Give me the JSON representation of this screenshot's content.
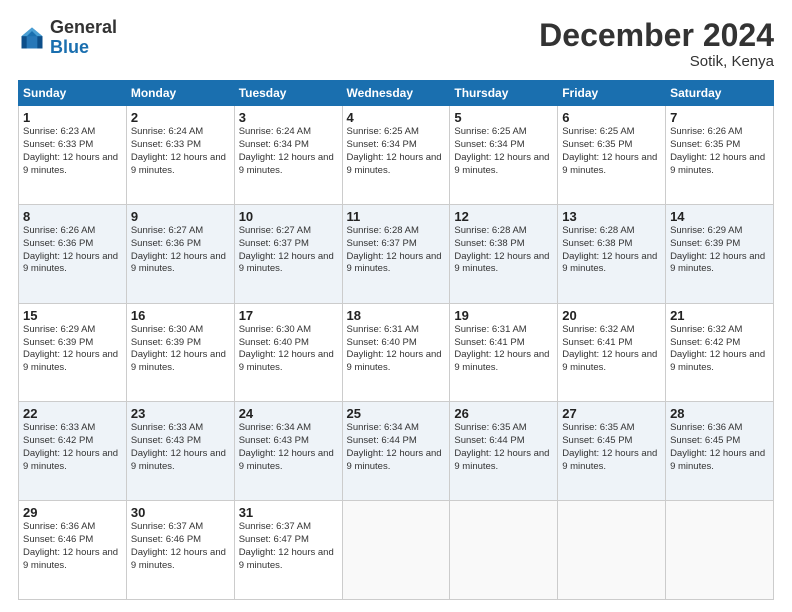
{
  "header": {
    "logo": {
      "general": "General",
      "blue": "Blue"
    },
    "title": "December 2024",
    "location": "Sotik, Kenya"
  },
  "days_of_week": [
    "Sunday",
    "Monday",
    "Tuesday",
    "Wednesday",
    "Thursday",
    "Friday",
    "Saturday"
  ],
  "weeks": [
    [
      {
        "day": "1",
        "sunrise": "6:23 AM",
        "sunset": "6:33 PM",
        "daylight": "12 hours and 9 minutes."
      },
      {
        "day": "2",
        "sunrise": "6:24 AM",
        "sunset": "6:33 PM",
        "daylight": "12 hours and 9 minutes."
      },
      {
        "day": "3",
        "sunrise": "6:24 AM",
        "sunset": "6:34 PM",
        "daylight": "12 hours and 9 minutes."
      },
      {
        "day": "4",
        "sunrise": "6:25 AM",
        "sunset": "6:34 PM",
        "daylight": "12 hours and 9 minutes."
      },
      {
        "day": "5",
        "sunrise": "6:25 AM",
        "sunset": "6:34 PM",
        "daylight": "12 hours and 9 minutes."
      },
      {
        "day": "6",
        "sunrise": "6:25 AM",
        "sunset": "6:35 PM",
        "daylight": "12 hours and 9 minutes."
      },
      {
        "day": "7",
        "sunrise": "6:26 AM",
        "sunset": "6:35 PM",
        "daylight": "12 hours and 9 minutes."
      }
    ],
    [
      {
        "day": "8",
        "sunrise": "6:26 AM",
        "sunset": "6:36 PM",
        "daylight": "12 hours and 9 minutes."
      },
      {
        "day": "9",
        "sunrise": "6:27 AM",
        "sunset": "6:36 PM",
        "daylight": "12 hours and 9 minutes."
      },
      {
        "day": "10",
        "sunrise": "6:27 AM",
        "sunset": "6:37 PM",
        "daylight": "12 hours and 9 minutes."
      },
      {
        "day": "11",
        "sunrise": "6:28 AM",
        "sunset": "6:37 PM",
        "daylight": "12 hours and 9 minutes."
      },
      {
        "day": "12",
        "sunrise": "6:28 AM",
        "sunset": "6:38 PM",
        "daylight": "12 hours and 9 minutes."
      },
      {
        "day": "13",
        "sunrise": "6:28 AM",
        "sunset": "6:38 PM",
        "daylight": "12 hours and 9 minutes."
      },
      {
        "day": "14",
        "sunrise": "6:29 AM",
        "sunset": "6:39 PM",
        "daylight": "12 hours and 9 minutes."
      }
    ],
    [
      {
        "day": "15",
        "sunrise": "6:29 AM",
        "sunset": "6:39 PM",
        "daylight": "12 hours and 9 minutes."
      },
      {
        "day": "16",
        "sunrise": "6:30 AM",
        "sunset": "6:39 PM",
        "daylight": "12 hours and 9 minutes."
      },
      {
        "day": "17",
        "sunrise": "6:30 AM",
        "sunset": "6:40 PM",
        "daylight": "12 hours and 9 minutes."
      },
      {
        "day": "18",
        "sunrise": "6:31 AM",
        "sunset": "6:40 PM",
        "daylight": "12 hours and 9 minutes."
      },
      {
        "day": "19",
        "sunrise": "6:31 AM",
        "sunset": "6:41 PM",
        "daylight": "12 hours and 9 minutes."
      },
      {
        "day": "20",
        "sunrise": "6:32 AM",
        "sunset": "6:41 PM",
        "daylight": "12 hours and 9 minutes."
      },
      {
        "day": "21",
        "sunrise": "6:32 AM",
        "sunset": "6:42 PM",
        "daylight": "12 hours and 9 minutes."
      }
    ],
    [
      {
        "day": "22",
        "sunrise": "6:33 AM",
        "sunset": "6:42 PM",
        "daylight": "12 hours and 9 minutes."
      },
      {
        "day": "23",
        "sunrise": "6:33 AM",
        "sunset": "6:43 PM",
        "daylight": "12 hours and 9 minutes."
      },
      {
        "day": "24",
        "sunrise": "6:34 AM",
        "sunset": "6:43 PM",
        "daylight": "12 hours and 9 minutes."
      },
      {
        "day": "25",
        "sunrise": "6:34 AM",
        "sunset": "6:44 PM",
        "daylight": "12 hours and 9 minutes."
      },
      {
        "day": "26",
        "sunrise": "6:35 AM",
        "sunset": "6:44 PM",
        "daylight": "12 hours and 9 minutes."
      },
      {
        "day": "27",
        "sunrise": "6:35 AM",
        "sunset": "6:45 PM",
        "daylight": "12 hours and 9 minutes."
      },
      {
        "day": "28",
        "sunrise": "6:36 AM",
        "sunset": "6:45 PM",
        "daylight": "12 hours and 9 minutes."
      }
    ],
    [
      {
        "day": "29",
        "sunrise": "6:36 AM",
        "sunset": "6:46 PM",
        "daylight": "12 hours and 9 minutes."
      },
      {
        "day": "30",
        "sunrise": "6:37 AM",
        "sunset": "6:46 PM",
        "daylight": "12 hours and 9 minutes."
      },
      {
        "day": "31",
        "sunrise": "6:37 AM",
        "sunset": "6:47 PM",
        "daylight": "12 hours and 9 minutes."
      },
      null,
      null,
      null,
      null
    ]
  ],
  "labels": {
    "sunrise_prefix": "Sunrise: ",
    "sunset_prefix": "Sunset: ",
    "daylight_prefix": "Daylight: "
  }
}
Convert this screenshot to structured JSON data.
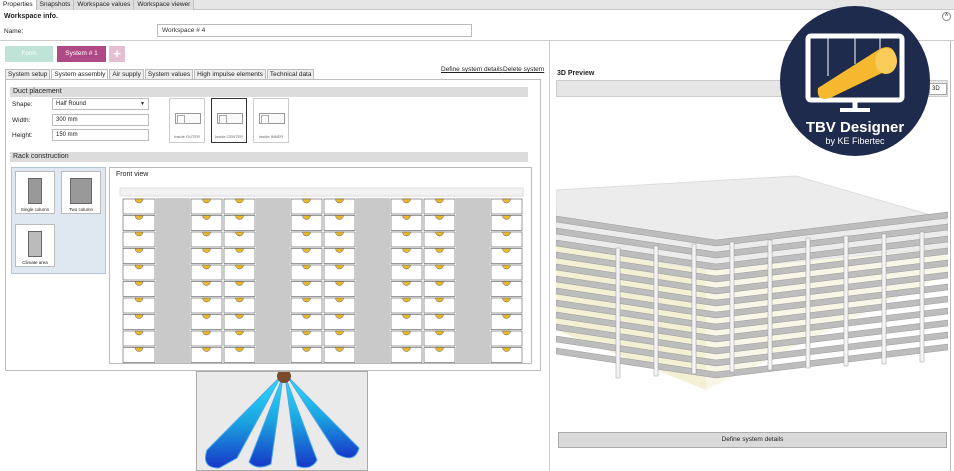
{
  "top_tabs": [
    "Properties",
    "Snapshots",
    "Workspace values",
    "Workspace viewer"
  ],
  "workspace_info_label": "Workspace info.",
  "name_label": "Name:",
  "name_value": "Workspace # 4",
  "system_buttons": {
    "form": "Form",
    "system1": "System # 1",
    "add": "+"
  },
  "define_system_details_link": "Define system details",
  "delete_system_link": "Delete system",
  "sub_tabs": [
    "System setup",
    "System assembly",
    "Air supply",
    "System values",
    "High impulse elements",
    "Technical data"
  ],
  "duct_placement": {
    "title": "Duct placement",
    "shape_label": "Shape:",
    "shape_value": "Half Round",
    "width_label": "Width:",
    "width_value": "300 mm",
    "height_label": "Height:",
    "height_value": "150 mm",
    "options": [
      "Inside OUTER",
      "Inside CENTER",
      "Inside INNER"
    ]
  },
  "rack_construction": {
    "title": "Rack construction",
    "options": [
      "Single column",
      "Two column",
      "Climate area"
    ]
  },
  "front_view_label": "Front view",
  "preview": {
    "title": "3D Preview",
    "view_mode": "3D",
    "button": "Define system details"
  },
  "logo": {
    "title": "TBV Designer",
    "subtitle": "by KE Fibertec"
  },
  "colors": {
    "system_button": "#b04a86",
    "form_button": "#bfe3d6",
    "logo_bg": "#1f2b4d",
    "logo_accent": "#f5b82e",
    "vent_yellow": "#e8b830"
  }
}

────────────────────────────────────────

Task goal: Copy each line from the records above that includes the string "this".

Output of the exercise:
Give me the JSON representation of this screenshot's content.
Convert this screenshot to structured JSON data.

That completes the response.